*Objective*. Starting with the line that contains "What's the underlying", return every line through the end of the listing below exactly as written. Omit the pictures.

(Data listing)
┄┄┄┄┄┄┄┄┄┄
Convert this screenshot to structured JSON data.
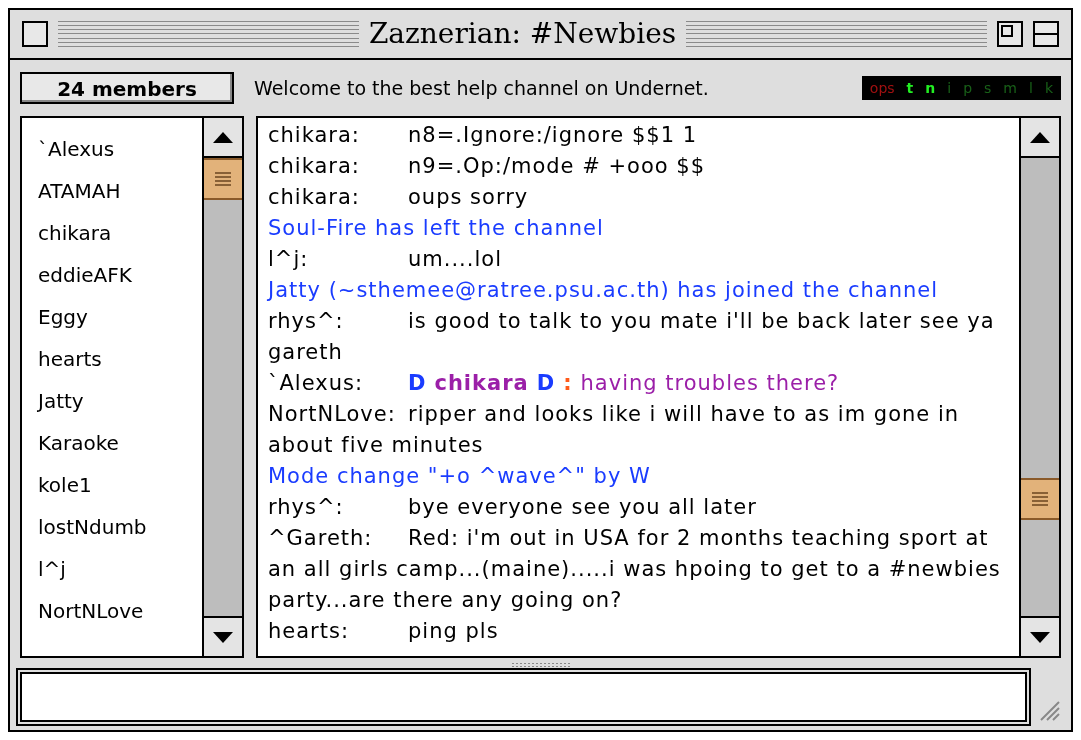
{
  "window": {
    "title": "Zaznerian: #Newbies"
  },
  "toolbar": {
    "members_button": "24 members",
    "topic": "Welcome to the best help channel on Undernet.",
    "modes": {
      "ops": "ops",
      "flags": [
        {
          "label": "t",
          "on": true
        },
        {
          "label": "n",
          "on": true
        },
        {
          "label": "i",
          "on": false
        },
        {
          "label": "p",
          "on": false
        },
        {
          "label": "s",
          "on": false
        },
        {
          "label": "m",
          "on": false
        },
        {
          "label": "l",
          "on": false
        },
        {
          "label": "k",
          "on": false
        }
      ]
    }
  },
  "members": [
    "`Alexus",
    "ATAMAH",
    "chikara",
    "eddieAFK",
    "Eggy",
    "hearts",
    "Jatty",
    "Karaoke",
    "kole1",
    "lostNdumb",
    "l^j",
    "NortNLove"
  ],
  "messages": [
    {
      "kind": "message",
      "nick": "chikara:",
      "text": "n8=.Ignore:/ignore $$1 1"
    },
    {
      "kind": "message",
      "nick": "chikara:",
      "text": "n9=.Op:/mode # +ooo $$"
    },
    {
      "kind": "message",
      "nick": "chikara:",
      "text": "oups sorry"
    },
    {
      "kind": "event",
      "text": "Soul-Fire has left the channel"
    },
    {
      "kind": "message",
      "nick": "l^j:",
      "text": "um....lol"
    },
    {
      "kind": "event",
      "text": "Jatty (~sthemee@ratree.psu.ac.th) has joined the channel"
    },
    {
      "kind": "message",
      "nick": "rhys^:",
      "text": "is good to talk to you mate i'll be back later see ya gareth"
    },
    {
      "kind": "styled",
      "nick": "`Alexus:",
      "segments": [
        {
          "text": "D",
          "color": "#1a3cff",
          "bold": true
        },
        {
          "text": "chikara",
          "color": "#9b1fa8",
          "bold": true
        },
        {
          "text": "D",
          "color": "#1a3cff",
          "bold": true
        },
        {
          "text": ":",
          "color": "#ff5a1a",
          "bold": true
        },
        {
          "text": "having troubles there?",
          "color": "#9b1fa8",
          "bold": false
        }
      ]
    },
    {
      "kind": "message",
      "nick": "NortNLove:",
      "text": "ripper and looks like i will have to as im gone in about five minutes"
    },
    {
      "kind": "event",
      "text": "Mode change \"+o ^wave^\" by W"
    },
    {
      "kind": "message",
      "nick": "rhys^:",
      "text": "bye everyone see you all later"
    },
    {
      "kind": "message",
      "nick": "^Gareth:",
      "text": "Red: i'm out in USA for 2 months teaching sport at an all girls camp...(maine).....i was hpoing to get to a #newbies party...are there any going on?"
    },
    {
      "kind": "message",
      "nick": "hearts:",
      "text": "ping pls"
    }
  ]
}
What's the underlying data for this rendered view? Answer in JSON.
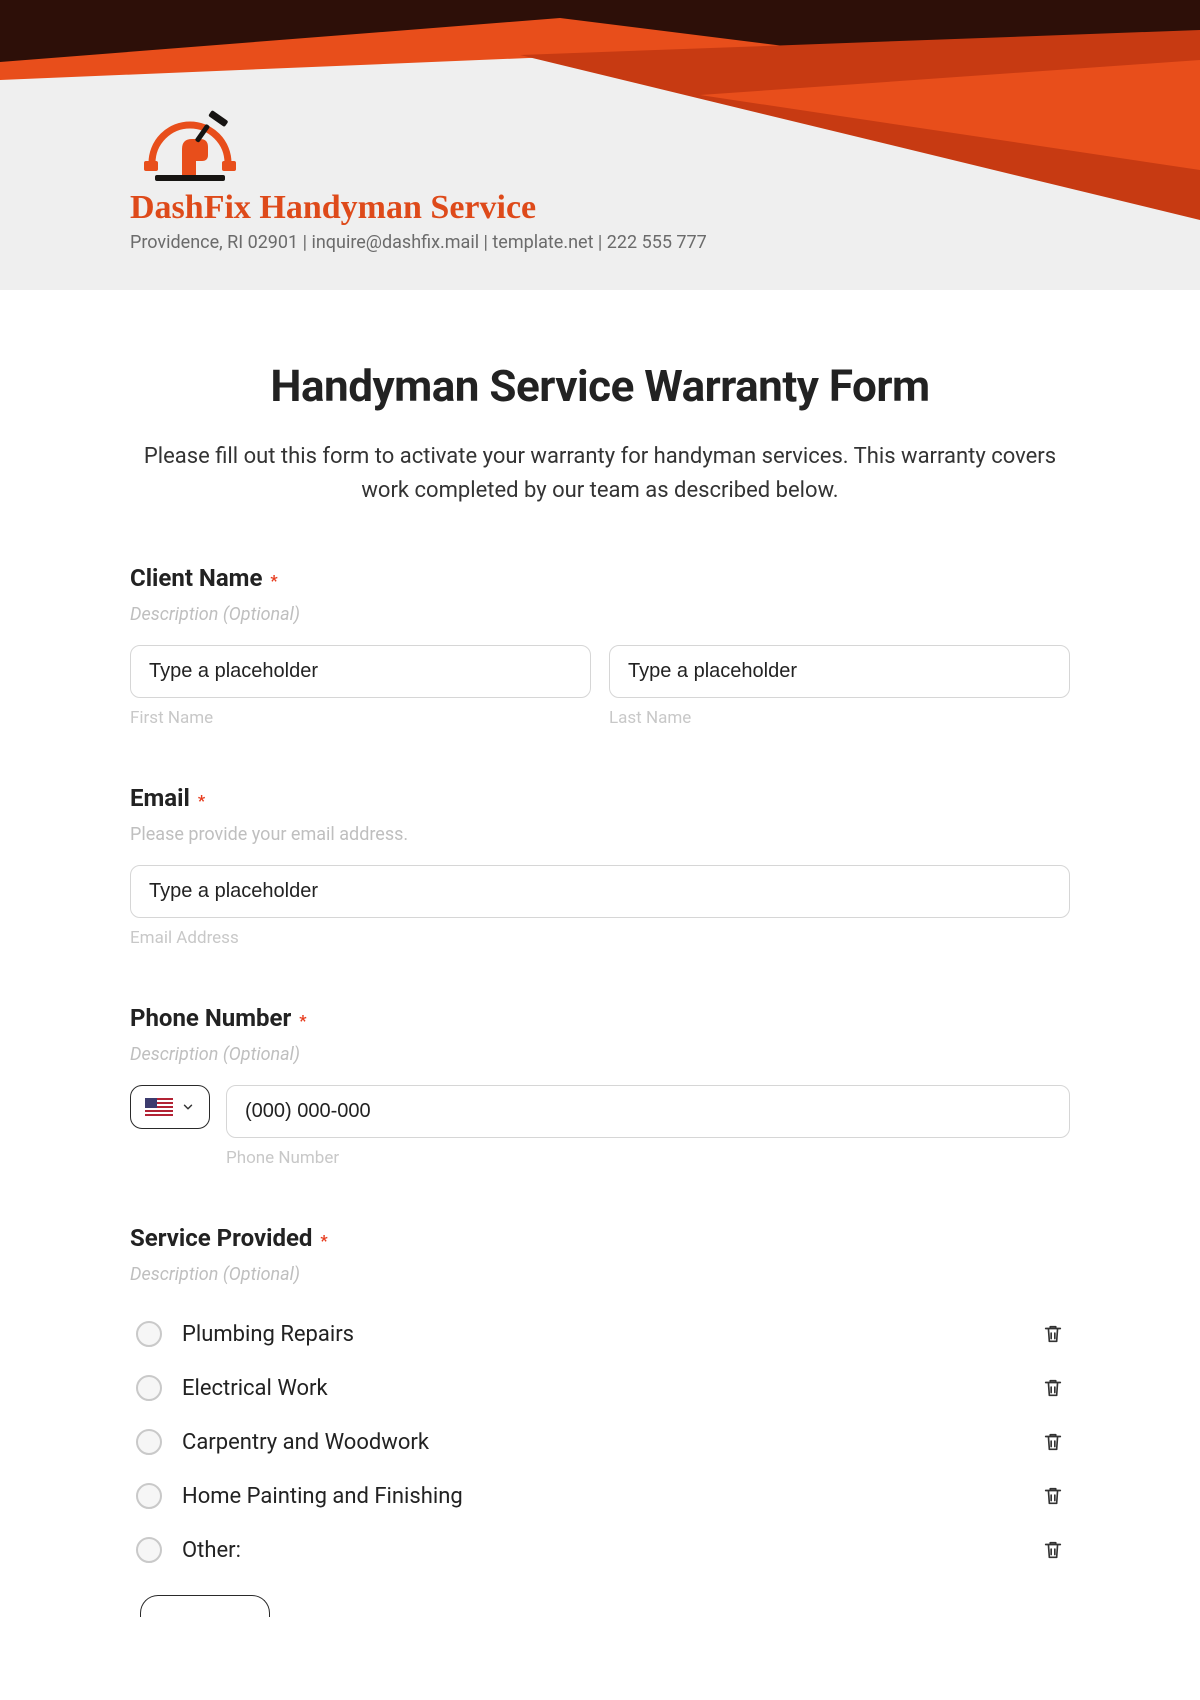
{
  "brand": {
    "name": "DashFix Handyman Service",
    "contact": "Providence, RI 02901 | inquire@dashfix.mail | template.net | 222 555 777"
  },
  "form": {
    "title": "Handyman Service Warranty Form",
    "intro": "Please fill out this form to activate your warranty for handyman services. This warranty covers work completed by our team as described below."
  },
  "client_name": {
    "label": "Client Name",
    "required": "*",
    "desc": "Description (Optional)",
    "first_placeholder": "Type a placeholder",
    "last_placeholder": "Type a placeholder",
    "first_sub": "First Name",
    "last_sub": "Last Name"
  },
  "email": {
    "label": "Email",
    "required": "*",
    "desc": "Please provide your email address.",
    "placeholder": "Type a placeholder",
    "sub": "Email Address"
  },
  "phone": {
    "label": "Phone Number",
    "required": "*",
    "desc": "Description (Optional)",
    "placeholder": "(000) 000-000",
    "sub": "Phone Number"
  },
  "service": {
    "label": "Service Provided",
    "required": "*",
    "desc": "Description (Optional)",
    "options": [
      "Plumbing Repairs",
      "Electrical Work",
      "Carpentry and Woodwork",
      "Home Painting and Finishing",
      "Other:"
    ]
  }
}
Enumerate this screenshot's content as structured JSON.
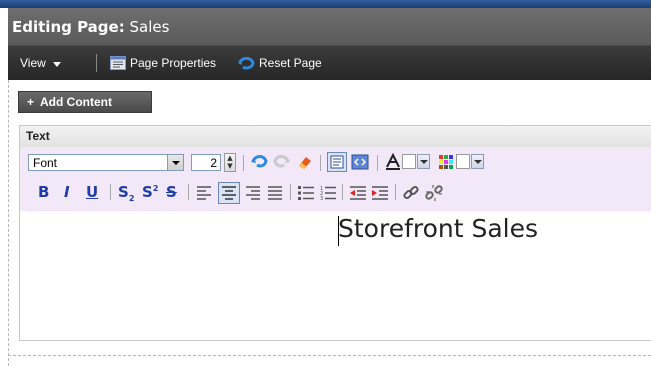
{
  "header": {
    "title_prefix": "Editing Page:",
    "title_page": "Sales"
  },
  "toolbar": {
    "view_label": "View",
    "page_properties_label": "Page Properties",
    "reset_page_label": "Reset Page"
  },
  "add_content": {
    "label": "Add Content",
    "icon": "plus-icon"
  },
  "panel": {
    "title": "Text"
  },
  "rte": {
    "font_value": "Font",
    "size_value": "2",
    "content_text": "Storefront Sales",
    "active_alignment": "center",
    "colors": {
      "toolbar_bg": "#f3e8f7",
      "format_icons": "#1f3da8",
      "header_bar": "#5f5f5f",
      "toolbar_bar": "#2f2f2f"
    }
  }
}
┄┄┄┄┄┄┄┄┄┄
*Task answer*.
What's the underlying data for this rendered view? Answer in JSON.
{
  "brand": {
    "name": "DashFix Handyman Service",
    "contact": "Providence, RI 02901 | inquire@dashfix.mail | template.net | 222 555 777"
  },
  "form": {
    "title": "Handyman Service Warranty Form",
    "intro": "Please fill out this form to activate your warranty for handyman services. This warranty covers work completed by our team as described below."
  },
  "client_name": {
    "label": "Client Name",
    "required": "*",
    "desc": "Description (Optional)",
    "first_placeholder": "Type a placeholder",
    "last_placeholder": "Type a placeholder",
    "first_sub": "First Name",
    "last_sub": "Last Name"
  },
  "email": {
    "label": "Email",
    "required": "*",
    "desc": "Please provide your email address.",
    "placeholder": "Type a placeholder",
    "sub": "Email Address"
  },
  "phone": {
    "label": "Phone Number",
    "required": "*",
    "desc": "Description (Optional)",
    "placeholder": "(000) 000-000",
    "sub": "Phone Number"
  },
  "service": {
    "label": "Service Provided",
    "required": "*",
    "desc": "Description (Optional)",
    "options": [
      "Plumbing Repairs",
      "Electrical Work",
      "Carpentry and Woodwork",
      "Home Painting and Finishing",
      "Other:"
    ]
  }
}
Enumerate this screenshot's content as structured JSON.
{
  "header": {
    "title_prefix": "Editing Page:",
    "title_page": "Sales"
  },
  "toolbar": {
    "view_label": "View",
    "page_properties_label": "Page Properties",
    "reset_page_label": "Reset Page"
  },
  "add_content": {
    "label": "Add Content",
    "icon": "plus-icon"
  },
  "panel": {
    "title": "Text"
  },
  "rte": {
    "font_value": "Font",
    "size_value": "2",
    "content_text": "Storefront Sales",
    "active_alignment": "center",
    "colors": {
      "toolbar_bg": "#f3e8f7",
      "format_icons": "#1f3da8",
      "header_bar": "#5f5f5f",
      "toolbar_bar": "#2f2f2f"
    }
  }
}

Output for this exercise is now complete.